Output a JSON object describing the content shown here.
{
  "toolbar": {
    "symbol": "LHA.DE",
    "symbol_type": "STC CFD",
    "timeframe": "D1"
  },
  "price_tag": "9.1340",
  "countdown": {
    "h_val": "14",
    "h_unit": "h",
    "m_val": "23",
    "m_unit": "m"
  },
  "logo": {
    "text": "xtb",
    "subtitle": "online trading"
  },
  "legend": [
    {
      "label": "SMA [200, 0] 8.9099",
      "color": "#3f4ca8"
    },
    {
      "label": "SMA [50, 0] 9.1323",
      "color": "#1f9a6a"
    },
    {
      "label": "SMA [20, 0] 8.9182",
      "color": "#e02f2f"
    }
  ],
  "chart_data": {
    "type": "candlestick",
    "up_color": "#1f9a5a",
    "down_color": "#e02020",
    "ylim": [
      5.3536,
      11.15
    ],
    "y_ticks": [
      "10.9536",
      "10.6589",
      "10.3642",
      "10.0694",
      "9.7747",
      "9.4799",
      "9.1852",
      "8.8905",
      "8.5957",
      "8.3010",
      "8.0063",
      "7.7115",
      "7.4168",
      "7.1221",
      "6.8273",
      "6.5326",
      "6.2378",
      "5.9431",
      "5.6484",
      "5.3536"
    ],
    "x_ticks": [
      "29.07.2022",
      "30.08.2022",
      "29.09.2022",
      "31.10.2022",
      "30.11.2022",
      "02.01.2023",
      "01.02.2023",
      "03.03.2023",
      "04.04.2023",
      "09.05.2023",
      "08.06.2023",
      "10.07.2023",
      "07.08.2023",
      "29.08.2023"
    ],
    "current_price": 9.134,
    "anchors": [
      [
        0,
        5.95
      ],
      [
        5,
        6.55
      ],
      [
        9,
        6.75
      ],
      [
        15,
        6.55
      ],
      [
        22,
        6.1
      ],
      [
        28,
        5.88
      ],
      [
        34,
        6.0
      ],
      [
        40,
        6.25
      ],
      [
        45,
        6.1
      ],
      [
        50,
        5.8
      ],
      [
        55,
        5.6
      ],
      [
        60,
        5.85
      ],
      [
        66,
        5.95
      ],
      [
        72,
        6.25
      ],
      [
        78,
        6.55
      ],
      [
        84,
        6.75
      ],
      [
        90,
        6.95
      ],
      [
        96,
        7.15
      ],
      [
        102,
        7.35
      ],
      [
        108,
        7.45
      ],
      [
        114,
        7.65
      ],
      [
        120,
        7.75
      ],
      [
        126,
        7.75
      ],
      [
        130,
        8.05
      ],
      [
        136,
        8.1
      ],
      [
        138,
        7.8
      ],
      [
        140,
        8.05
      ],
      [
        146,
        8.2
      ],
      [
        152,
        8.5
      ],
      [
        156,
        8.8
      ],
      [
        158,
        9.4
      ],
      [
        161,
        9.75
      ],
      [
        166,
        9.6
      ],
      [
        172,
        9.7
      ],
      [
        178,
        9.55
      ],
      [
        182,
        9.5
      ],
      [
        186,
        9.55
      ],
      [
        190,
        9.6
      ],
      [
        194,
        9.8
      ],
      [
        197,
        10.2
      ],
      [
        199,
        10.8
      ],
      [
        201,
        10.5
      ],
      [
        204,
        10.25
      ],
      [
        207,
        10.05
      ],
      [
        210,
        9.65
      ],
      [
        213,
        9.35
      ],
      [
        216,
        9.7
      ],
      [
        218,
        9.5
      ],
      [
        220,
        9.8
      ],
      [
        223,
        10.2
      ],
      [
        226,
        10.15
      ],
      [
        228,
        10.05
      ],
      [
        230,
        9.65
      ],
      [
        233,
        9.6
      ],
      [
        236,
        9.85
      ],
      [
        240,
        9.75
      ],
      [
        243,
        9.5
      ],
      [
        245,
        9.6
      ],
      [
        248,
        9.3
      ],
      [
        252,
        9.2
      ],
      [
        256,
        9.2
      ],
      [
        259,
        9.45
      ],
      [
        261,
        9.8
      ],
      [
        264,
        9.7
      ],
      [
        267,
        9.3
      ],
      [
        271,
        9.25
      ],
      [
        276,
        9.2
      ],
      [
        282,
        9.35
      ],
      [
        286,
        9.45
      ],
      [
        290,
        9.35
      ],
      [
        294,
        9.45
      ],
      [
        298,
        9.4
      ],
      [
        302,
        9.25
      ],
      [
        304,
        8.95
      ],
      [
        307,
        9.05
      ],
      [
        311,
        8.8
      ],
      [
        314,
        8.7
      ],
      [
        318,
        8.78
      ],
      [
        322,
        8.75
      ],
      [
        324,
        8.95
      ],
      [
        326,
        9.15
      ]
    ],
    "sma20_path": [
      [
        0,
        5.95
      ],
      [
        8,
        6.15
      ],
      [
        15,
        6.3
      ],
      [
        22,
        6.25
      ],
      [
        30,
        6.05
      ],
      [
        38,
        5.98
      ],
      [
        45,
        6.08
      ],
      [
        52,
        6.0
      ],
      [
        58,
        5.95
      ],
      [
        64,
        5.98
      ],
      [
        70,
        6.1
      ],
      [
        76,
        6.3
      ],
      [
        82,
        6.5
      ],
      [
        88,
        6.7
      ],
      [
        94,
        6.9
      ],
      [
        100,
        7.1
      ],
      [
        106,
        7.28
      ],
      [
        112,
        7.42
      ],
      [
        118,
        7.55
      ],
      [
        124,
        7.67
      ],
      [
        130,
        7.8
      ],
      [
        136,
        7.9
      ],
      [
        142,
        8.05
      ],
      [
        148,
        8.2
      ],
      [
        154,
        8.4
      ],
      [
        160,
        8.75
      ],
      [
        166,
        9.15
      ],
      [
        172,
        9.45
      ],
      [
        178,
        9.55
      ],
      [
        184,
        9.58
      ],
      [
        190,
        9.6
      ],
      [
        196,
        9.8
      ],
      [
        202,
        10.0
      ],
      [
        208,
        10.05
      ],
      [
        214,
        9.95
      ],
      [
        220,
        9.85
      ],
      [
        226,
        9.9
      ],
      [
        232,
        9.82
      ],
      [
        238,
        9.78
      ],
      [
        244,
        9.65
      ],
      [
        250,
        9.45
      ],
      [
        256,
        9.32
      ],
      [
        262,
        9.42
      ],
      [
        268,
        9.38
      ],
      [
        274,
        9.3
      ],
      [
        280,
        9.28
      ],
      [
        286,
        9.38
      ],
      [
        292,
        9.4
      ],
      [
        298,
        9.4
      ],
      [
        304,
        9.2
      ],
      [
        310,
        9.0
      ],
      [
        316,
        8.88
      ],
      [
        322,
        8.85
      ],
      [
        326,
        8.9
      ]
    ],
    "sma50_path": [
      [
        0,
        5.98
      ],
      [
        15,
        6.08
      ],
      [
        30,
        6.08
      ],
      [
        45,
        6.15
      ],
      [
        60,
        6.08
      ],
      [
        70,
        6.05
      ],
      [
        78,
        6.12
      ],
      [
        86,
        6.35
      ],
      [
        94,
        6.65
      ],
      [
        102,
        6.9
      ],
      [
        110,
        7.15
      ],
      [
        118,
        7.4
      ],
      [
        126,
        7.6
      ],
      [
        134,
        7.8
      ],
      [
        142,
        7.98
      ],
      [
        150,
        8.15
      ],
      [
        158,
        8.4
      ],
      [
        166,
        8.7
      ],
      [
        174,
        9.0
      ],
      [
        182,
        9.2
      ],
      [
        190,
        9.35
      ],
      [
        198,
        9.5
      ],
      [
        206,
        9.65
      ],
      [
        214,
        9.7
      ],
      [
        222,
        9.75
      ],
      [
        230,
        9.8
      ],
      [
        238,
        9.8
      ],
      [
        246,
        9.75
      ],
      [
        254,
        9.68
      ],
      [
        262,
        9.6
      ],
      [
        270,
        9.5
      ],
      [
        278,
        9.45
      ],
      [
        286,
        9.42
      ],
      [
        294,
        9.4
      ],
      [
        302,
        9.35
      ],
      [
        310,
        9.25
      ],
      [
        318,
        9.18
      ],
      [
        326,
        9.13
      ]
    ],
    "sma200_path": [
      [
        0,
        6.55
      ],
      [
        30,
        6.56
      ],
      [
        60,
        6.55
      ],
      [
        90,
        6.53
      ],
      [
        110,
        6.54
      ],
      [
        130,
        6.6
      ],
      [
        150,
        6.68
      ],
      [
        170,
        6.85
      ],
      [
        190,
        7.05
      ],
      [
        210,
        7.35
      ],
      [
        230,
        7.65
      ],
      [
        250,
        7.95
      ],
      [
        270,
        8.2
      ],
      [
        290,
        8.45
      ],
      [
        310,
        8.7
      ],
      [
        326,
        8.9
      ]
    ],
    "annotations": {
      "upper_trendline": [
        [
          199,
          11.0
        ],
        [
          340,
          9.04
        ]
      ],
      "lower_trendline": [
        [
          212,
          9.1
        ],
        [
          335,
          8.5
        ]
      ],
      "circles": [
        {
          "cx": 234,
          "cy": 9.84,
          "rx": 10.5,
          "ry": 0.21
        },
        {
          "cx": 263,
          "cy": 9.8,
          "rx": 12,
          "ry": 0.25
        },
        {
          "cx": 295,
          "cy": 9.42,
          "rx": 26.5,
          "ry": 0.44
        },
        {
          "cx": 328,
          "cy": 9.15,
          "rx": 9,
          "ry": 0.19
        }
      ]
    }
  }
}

· · · · · · ·

_REQUIREMENT_:
Which lines of the data include "label"? Copy each of them.

_WORKED SOLUTION_:
      "label": "SMA [200, 0] 8.9099",
      "label": "SMA [50, 0] 9.1323",
      "label": "SMA [20, 0] 8.9182",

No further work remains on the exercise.